→ **What you should do**
Reproduce the lines of the material exactly, excluding every image.

→ **Data supplied**
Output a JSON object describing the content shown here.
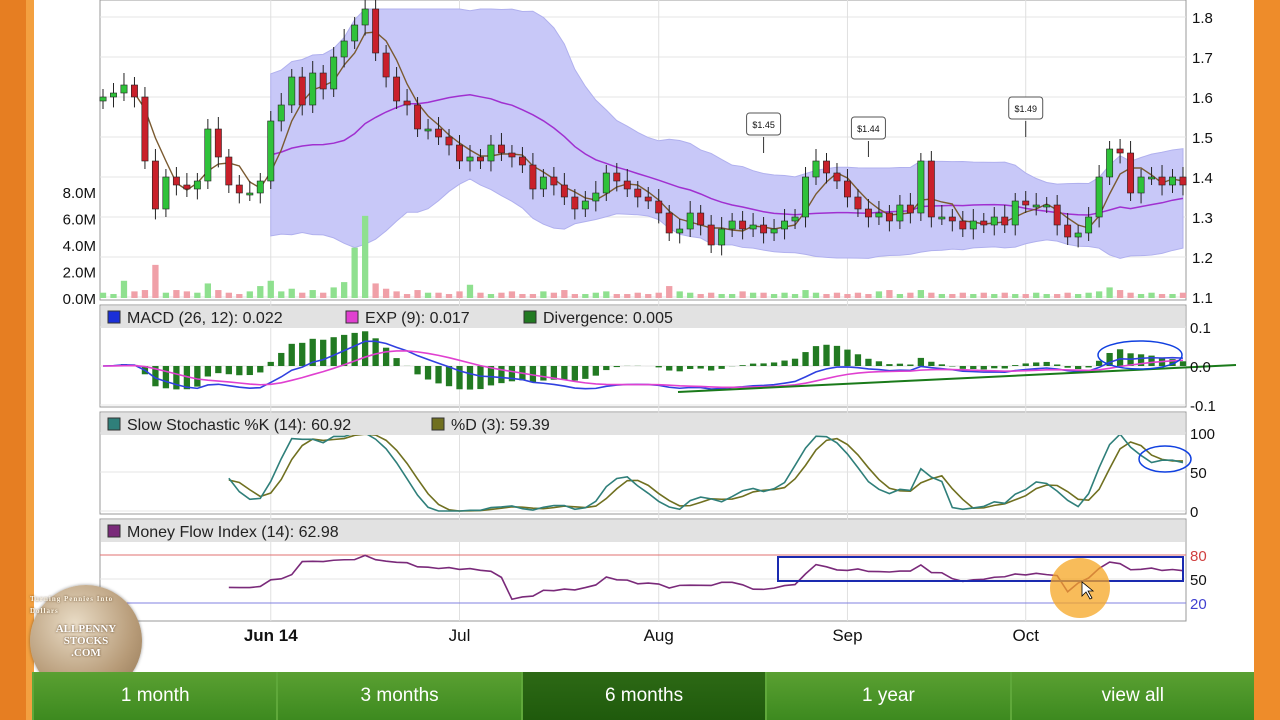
{
  "colors": {
    "up": "#2fc23a",
    "down": "#c9202a",
    "band": "#c8c8f8",
    "band_edge": "#b0b0ee",
    "mid": "#a030d0",
    "ma": "#7a5a30",
    "macd": "#3040e0",
    "exp": "#e040d0",
    "div": "#227a22",
    "slowk": "#2f7f7a",
    "slowd": "#707020",
    "mfi": "#7a2a7a",
    "annot": "#1040e0",
    "nav": "#3f7f22",
    "accent": "#e67e22"
  },
  "nav": {
    "items": [
      "1 month",
      "3 months",
      "6 months",
      "1 year",
      "view all"
    ],
    "active_index": 2
  },
  "logo": {
    "line1": "ALLPENNY",
    "line2": "STOCKS",
    "line3": ".COM",
    "arc_text": "Turning Pennies Into Dollars"
  },
  "chart_data": [
    {
      "type": "candlestick",
      "title": "",
      "x_labels": [
        "Jun 14",
        "Jul",
        "Aug",
        "Sep",
        "Oct"
      ],
      "y_ticks": [
        "1.8",
        "1.7",
        "1.6",
        "1.5",
        "1.4",
        "1.3",
        "1.2",
        "1.1"
      ],
      "ylim": [
        1.1,
        1.8
      ],
      "volume_ticks": [
        "8.0M",
        "6.0M",
        "4.0M",
        "2.0M",
        "0.0M"
      ],
      "volume_ylim": [
        0,
        8
      ],
      "annotations": [
        {
          "label": "$1.45",
          "value": 1.45,
          "index": 63
        },
        {
          "label": "$1.44",
          "value": 1.44,
          "index": 73
        },
        {
          "label": "$1.49",
          "value": 1.49,
          "index": 88
        }
      ],
      "closes": [
        1.6,
        1.61,
        1.63,
        1.6,
        1.44,
        1.32,
        1.4,
        1.38,
        1.37,
        1.39,
        1.52,
        1.45,
        1.38,
        1.36,
        1.36,
        1.39,
        1.54,
        1.58,
        1.65,
        1.58,
        1.66,
        1.62,
        1.7,
        1.74,
        1.78,
        1.82,
        1.71,
        1.65,
        1.59,
        1.58,
        1.52,
        1.52,
        1.5,
        1.48,
        1.44,
        1.45,
        1.44,
        1.48,
        1.46,
        1.45,
        1.43,
        1.37,
        1.4,
        1.38,
        1.35,
        1.32,
        1.34,
        1.36,
        1.41,
        1.39,
        1.37,
        1.35,
        1.34,
        1.31,
        1.26,
        1.27,
        1.31,
        1.28,
        1.23,
        1.27,
        1.29,
        1.27,
        1.28,
        1.26,
        1.27,
        1.29,
        1.3,
        1.4,
        1.44,
        1.41,
        1.39,
        1.35,
        1.32,
        1.3,
        1.31,
        1.29,
        1.33,
        1.31,
        1.44,
        1.3,
        1.3,
        1.29,
        1.27,
        1.29,
        1.28,
        1.3,
        1.28,
        1.34,
        1.33,
        1.33,
        1.33,
        1.28,
        1.25,
        1.26,
        1.3,
        1.4,
        1.47,
        1.46,
        1.36,
        1.4,
        1.4,
        1.38,
        1.4,
        1.38
      ],
      "volume": [
        0.4,
        0.3,
        1.3,
        0.5,
        0.6,
        2.5,
        0.4,
        0.6,
        0.5,
        0.4,
        1.1,
        0.6,
        0.4,
        0.3,
        0.5,
        0.9,
        1.3,
        0.5,
        0.7,
        0.4,
        0.6,
        0.4,
        0.8,
        1.2,
        3.8,
        6.2,
        1.1,
        0.7,
        0.5,
        0.3,
        0.6,
        0.4,
        0.4,
        0.3,
        0.5,
        1.0,
        0.4,
        0.3,
        0.4,
        0.5,
        0.3,
        0.3,
        0.5,
        0.4,
        0.6,
        0.3,
        0.3,
        0.4,
        0.5,
        0.3,
        0.3,
        0.4,
        0.3,
        0.4,
        0.9,
        0.5,
        0.4,
        0.3,
        0.4,
        0.3,
        0.3,
        0.5,
        0.4,
        0.4,
        0.3,
        0.4,
        0.3,
        0.6,
        0.4,
        0.3,
        0.4,
        0.3,
        0.4,
        0.3,
        0.5,
        0.6,
        0.3,
        0.4,
        0.6,
        0.4,
        0.3,
        0.3,
        0.4,
        0.3,
        0.4,
        0.3,
        0.4,
        0.3,
        0.3,
        0.4,
        0.3,
        0.3,
        0.4,
        0.3,
        0.4,
        0.5,
        0.8,
        0.6,
        0.4,
        0.3,
        0.4,
        0.3,
        0.3,
        0.4
      ]
    },
    {
      "type": "line",
      "legend": [
        {
          "label": "MACD (26, 12): 0.022"
        },
        {
          "label": "EXP (9): 0.017"
        },
        {
          "label": "Divergence: 0.005"
        }
      ],
      "y_ticks": [
        "0.1",
        "0.0",
        "-0.1"
      ],
      "ylim": [
        -0.1,
        0.1
      ]
    },
    {
      "type": "line",
      "legend": [
        {
          "label": "Slow Stochastic %K (14): 60.92"
        },
        {
          "label": "%D (3): 59.39"
        }
      ],
      "y_ticks": [
        "100",
        "50",
        "0"
      ],
      "ylim": [
        0,
        100
      ]
    },
    {
      "type": "line",
      "legend": [
        {
          "label": "Money Flow Index (14): 62.98"
        }
      ],
      "y_ticks": [
        "80",
        "50",
        "20"
      ],
      "ylim": [
        0,
        100
      ]
    }
  ]
}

→ **Right answer**
Output a JSON object describing the content shown here.
{
  "colors": {
    "up": "#2fc23a",
    "down": "#c9202a",
    "band": "#c8c8f8",
    "band_edge": "#b0b0ee",
    "mid": "#a030d0",
    "ma": "#7a5a30",
    "macd": "#3040e0",
    "exp": "#e040d0",
    "div": "#227a22",
    "slowk": "#2f7f7a",
    "slowd": "#707020",
    "mfi": "#7a2a7a",
    "annot": "#1040e0",
    "nav": "#3f7f22",
    "accent": "#e67e22"
  },
  "nav": {
    "items": [
      "1 month",
      "3 months",
      "6 months",
      "1 year",
      "view all"
    ],
    "active_index": 2
  },
  "logo": {
    "line1": "ALLPENNY",
    "line2": "STOCKS",
    "line3": ".COM",
    "arc_text": "Turning Pennies Into Dollars"
  },
  "chart_data": [
    {
      "type": "candlestick",
      "title": "",
      "x_labels": [
        "Jun 14",
        "Jul",
        "Aug",
        "Sep",
        "Oct"
      ],
      "y_ticks": [
        "1.8",
        "1.7",
        "1.6",
        "1.5",
        "1.4",
        "1.3",
        "1.2",
        "1.1"
      ],
      "ylim": [
        1.1,
        1.8
      ],
      "volume_ticks": [
        "8.0M",
        "6.0M",
        "4.0M",
        "2.0M",
        "0.0M"
      ],
      "volume_ylim": [
        0,
        8
      ],
      "annotations": [
        {
          "label": "$1.45",
          "value": 1.45,
          "index": 63
        },
        {
          "label": "$1.44",
          "value": 1.44,
          "index": 73
        },
        {
          "label": "$1.49",
          "value": 1.49,
          "index": 88
        }
      ],
      "closes": [
        1.6,
        1.61,
        1.63,
        1.6,
        1.44,
        1.32,
        1.4,
        1.38,
        1.37,
        1.39,
        1.52,
        1.45,
        1.38,
        1.36,
        1.36,
        1.39,
        1.54,
        1.58,
        1.65,
        1.58,
        1.66,
        1.62,
        1.7,
        1.74,
        1.78,
        1.82,
        1.71,
        1.65,
        1.59,
        1.58,
        1.52,
        1.52,
        1.5,
        1.48,
        1.44,
        1.45,
        1.44,
        1.48,
        1.46,
        1.45,
        1.43,
        1.37,
        1.4,
        1.38,
        1.35,
        1.32,
        1.34,
        1.36,
        1.41,
        1.39,
        1.37,
        1.35,
        1.34,
        1.31,
        1.26,
        1.27,
        1.31,
        1.28,
        1.23,
        1.27,
        1.29,
        1.27,
        1.28,
        1.26,
        1.27,
        1.29,
        1.3,
        1.4,
        1.44,
        1.41,
        1.39,
        1.35,
        1.32,
        1.3,
        1.31,
        1.29,
        1.33,
        1.31,
        1.44,
        1.3,
        1.3,
        1.29,
        1.27,
        1.29,
        1.28,
        1.3,
        1.28,
        1.34,
        1.33,
        1.33,
        1.33,
        1.28,
        1.25,
        1.26,
        1.3,
        1.4,
        1.47,
        1.46,
        1.36,
        1.4,
        1.4,
        1.38,
        1.4,
        1.38
      ],
      "volume": [
        0.4,
        0.3,
        1.3,
        0.5,
        0.6,
        2.5,
        0.4,
        0.6,
        0.5,
        0.4,
        1.1,
        0.6,
        0.4,
        0.3,
        0.5,
        0.9,
        1.3,
        0.5,
        0.7,
        0.4,
        0.6,
        0.4,
        0.8,
        1.2,
        3.8,
        6.2,
        1.1,
        0.7,
        0.5,
        0.3,
        0.6,
        0.4,
        0.4,
        0.3,
        0.5,
        1.0,
        0.4,
        0.3,
        0.4,
        0.5,
        0.3,
        0.3,
        0.5,
        0.4,
        0.6,
        0.3,
        0.3,
        0.4,
        0.5,
        0.3,
        0.3,
        0.4,
        0.3,
        0.4,
        0.9,
        0.5,
        0.4,
        0.3,
        0.4,
        0.3,
        0.3,
        0.5,
        0.4,
        0.4,
        0.3,
        0.4,
        0.3,
        0.6,
        0.4,
        0.3,
        0.4,
        0.3,
        0.4,
        0.3,
        0.5,
        0.6,
        0.3,
        0.4,
        0.6,
        0.4,
        0.3,
        0.3,
        0.4,
        0.3,
        0.4,
        0.3,
        0.4,
        0.3,
        0.3,
        0.4,
        0.3,
        0.3,
        0.4,
        0.3,
        0.4,
        0.5,
        0.8,
        0.6,
        0.4,
        0.3,
        0.4,
        0.3,
        0.3,
        0.4
      ]
    },
    {
      "type": "line",
      "legend": [
        {
          "label": "MACD (26, 12): 0.022"
        },
        {
          "label": "EXP (9): 0.017"
        },
        {
          "label": "Divergence: 0.005"
        }
      ],
      "y_ticks": [
        "0.1",
        "0.0",
        "-0.1"
      ],
      "ylim": [
        -0.1,
        0.1
      ]
    },
    {
      "type": "line",
      "legend": [
        {
          "label": "Slow Stochastic %K (14): 60.92"
        },
        {
          "label": "%D (3): 59.39"
        }
      ],
      "y_ticks": [
        "100",
        "50",
        "0"
      ],
      "ylim": [
        0,
        100
      ]
    },
    {
      "type": "line",
      "legend": [
        {
          "label": "Money Flow Index (14): 62.98"
        }
      ],
      "y_ticks": [
        "80",
        "50",
        "20"
      ],
      "ylim": [
        0,
        100
      ]
    }
  ]
}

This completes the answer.